[Collected data entries]

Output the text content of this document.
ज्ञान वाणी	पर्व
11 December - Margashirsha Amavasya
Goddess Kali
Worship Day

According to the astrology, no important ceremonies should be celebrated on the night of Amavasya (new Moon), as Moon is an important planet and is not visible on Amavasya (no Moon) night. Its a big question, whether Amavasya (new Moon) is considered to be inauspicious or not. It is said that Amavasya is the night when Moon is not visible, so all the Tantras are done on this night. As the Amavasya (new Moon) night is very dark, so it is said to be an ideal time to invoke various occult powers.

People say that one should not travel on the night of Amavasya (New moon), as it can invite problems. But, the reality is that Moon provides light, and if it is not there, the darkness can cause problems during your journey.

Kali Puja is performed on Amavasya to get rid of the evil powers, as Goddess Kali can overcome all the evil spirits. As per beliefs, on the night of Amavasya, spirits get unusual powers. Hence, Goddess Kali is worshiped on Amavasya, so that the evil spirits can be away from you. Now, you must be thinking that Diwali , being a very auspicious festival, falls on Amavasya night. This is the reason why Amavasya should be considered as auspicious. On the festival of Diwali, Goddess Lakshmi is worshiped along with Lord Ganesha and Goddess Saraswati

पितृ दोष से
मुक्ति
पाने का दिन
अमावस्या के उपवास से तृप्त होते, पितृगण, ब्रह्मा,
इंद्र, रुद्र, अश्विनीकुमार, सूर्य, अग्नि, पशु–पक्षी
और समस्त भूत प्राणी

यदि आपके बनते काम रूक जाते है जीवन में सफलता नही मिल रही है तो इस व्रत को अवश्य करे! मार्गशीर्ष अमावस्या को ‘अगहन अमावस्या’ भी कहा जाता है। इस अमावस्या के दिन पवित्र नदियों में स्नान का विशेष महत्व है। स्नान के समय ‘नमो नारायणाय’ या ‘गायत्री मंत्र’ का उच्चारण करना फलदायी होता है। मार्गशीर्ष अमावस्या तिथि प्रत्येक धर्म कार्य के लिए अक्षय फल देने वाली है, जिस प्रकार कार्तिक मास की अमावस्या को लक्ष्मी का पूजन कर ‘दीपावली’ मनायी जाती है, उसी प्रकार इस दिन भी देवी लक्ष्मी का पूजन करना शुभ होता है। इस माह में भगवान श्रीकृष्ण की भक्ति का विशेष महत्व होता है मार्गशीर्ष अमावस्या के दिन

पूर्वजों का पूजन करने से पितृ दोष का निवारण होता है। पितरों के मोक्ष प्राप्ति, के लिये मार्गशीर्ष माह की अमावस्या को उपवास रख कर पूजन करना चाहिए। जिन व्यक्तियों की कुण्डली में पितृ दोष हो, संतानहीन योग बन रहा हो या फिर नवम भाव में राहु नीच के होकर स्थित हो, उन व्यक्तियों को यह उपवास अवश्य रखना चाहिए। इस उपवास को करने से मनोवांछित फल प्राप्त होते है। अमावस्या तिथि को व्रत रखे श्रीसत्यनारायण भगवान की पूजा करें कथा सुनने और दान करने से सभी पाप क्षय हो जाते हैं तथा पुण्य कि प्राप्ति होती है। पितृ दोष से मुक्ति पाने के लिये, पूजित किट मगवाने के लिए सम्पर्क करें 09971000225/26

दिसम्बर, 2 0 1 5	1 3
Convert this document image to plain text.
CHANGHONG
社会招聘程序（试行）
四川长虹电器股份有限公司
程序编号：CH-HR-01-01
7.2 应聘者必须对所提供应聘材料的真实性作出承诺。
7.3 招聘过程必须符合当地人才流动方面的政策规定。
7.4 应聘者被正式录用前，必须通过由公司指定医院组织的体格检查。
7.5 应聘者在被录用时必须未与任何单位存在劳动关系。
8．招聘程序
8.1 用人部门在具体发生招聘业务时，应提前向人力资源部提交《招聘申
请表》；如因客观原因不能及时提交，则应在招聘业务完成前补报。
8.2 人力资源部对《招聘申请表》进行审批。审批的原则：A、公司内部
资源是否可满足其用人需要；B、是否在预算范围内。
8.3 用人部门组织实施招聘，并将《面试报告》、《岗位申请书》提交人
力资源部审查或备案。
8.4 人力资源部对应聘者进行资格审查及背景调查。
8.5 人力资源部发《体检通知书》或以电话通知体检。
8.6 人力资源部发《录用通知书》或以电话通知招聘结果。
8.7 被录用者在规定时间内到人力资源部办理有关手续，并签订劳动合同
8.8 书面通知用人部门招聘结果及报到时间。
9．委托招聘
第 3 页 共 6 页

| Problem statement |
In the entries above, locate every line with the word "document" and copy it.

| Exercise answer |
Output the text content of this document.
Convert this document image to plain text.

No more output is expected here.